■ Problem to work on: Write every record out again exactly, and keep images out of it.

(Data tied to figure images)
------------------------------------
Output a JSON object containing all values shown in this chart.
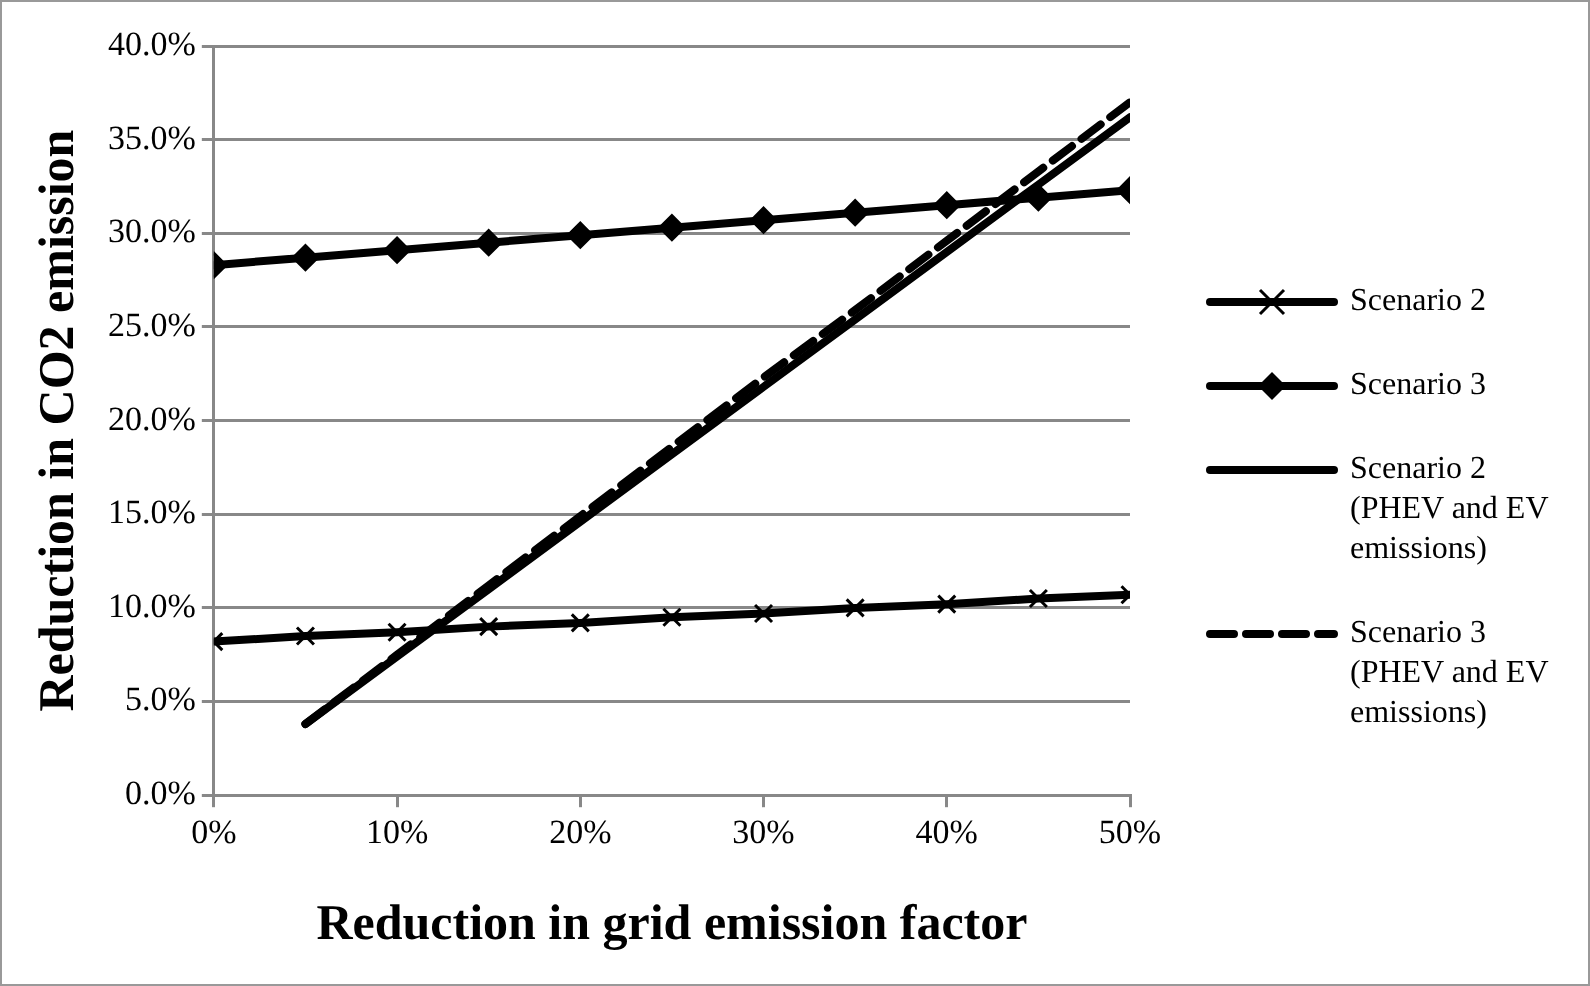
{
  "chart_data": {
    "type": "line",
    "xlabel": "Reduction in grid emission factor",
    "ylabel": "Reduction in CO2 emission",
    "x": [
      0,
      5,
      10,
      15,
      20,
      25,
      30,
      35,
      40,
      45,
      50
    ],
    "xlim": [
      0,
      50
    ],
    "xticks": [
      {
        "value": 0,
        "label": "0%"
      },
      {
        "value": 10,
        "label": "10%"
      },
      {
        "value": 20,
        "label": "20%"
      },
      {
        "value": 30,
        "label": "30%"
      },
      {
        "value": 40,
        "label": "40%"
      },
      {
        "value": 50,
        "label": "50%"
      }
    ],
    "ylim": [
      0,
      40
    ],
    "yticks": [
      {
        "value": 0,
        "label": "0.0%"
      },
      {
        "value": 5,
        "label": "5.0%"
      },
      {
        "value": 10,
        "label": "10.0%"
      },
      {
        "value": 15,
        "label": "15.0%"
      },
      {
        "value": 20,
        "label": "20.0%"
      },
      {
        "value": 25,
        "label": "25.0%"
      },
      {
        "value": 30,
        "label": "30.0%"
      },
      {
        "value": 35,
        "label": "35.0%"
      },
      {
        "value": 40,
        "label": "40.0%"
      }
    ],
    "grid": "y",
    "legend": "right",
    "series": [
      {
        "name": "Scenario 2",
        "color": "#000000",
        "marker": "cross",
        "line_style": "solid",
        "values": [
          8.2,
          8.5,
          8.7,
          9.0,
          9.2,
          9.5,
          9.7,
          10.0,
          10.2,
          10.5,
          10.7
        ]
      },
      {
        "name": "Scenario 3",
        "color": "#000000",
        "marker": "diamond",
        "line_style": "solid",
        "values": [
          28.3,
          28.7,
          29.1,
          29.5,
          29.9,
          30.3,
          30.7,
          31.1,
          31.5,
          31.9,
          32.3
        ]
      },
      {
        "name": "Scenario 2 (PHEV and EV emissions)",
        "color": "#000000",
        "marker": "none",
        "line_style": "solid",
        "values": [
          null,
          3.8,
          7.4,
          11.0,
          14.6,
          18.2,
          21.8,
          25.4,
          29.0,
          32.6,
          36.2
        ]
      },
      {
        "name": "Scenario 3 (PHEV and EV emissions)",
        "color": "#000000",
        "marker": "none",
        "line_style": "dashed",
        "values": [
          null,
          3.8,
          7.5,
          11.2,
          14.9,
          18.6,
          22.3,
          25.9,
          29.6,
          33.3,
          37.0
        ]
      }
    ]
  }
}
------------------------------------
■ Written reply:
Output a JSON object containing all values shown in this chart.
{
  "chart_data": {
    "type": "line",
    "xlabel": "Reduction in grid emission factor",
    "ylabel": "Reduction in CO2 emission",
    "x": [
      0,
      5,
      10,
      15,
      20,
      25,
      30,
      35,
      40,
      45,
      50
    ],
    "xlim": [
      0,
      50
    ],
    "xticks": [
      {
        "value": 0,
        "label": "0%"
      },
      {
        "value": 10,
        "label": "10%"
      },
      {
        "value": 20,
        "label": "20%"
      },
      {
        "value": 30,
        "label": "30%"
      },
      {
        "value": 40,
        "label": "40%"
      },
      {
        "value": 50,
        "label": "50%"
      }
    ],
    "ylim": [
      0,
      40
    ],
    "yticks": [
      {
        "value": 0,
        "label": "0.0%"
      },
      {
        "value": 5,
        "label": "5.0%"
      },
      {
        "value": 10,
        "label": "10.0%"
      },
      {
        "value": 15,
        "label": "15.0%"
      },
      {
        "value": 20,
        "label": "20.0%"
      },
      {
        "value": 25,
        "label": "25.0%"
      },
      {
        "value": 30,
        "label": "30.0%"
      },
      {
        "value": 35,
        "label": "35.0%"
      },
      {
        "value": 40,
        "label": "40.0%"
      }
    ],
    "grid": "y",
    "legend": "right",
    "series": [
      {
        "name": "Scenario 2",
        "color": "#000000",
        "marker": "cross",
        "line_style": "solid",
        "values": [
          8.2,
          8.5,
          8.7,
          9.0,
          9.2,
          9.5,
          9.7,
          10.0,
          10.2,
          10.5,
          10.7
        ]
      },
      {
        "name": "Scenario 3",
        "color": "#000000",
        "marker": "diamond",
        "line_style": "solid",
        "values": [
          28.3,
          28.7,
          29.1,
          29.5,
          29.9,
          30.3,
          30.7,
          31.1,
          31.5,
          31.9,
          32.3
        ]
      },
      {
        "name": "Scenario 2 (PHEV and EV emissions)",
        "color": "#000000",
        "marker": "none",
        "line_style": "solid",
        "values": [
          null,
          3.8,
          7.4,
          11.0,
          14.6,
          18.2,
          21.8,
          25.4,
          29.0,
          32.6,
          36.2
        ]
      },
      {
        "name": "Scenario 3 (PHEV and EV emissions)",
        "color": "#000000",
        "marker": "none",
        "line_style": "dashed",
        "values": [
          null,
          3.8,
          7.5,
          11.2,
          14.9,
          18.6,
          22.3,
          25.9,
          29.6,
          33.3,
          37.0
        ]
      }
    ]
  }
}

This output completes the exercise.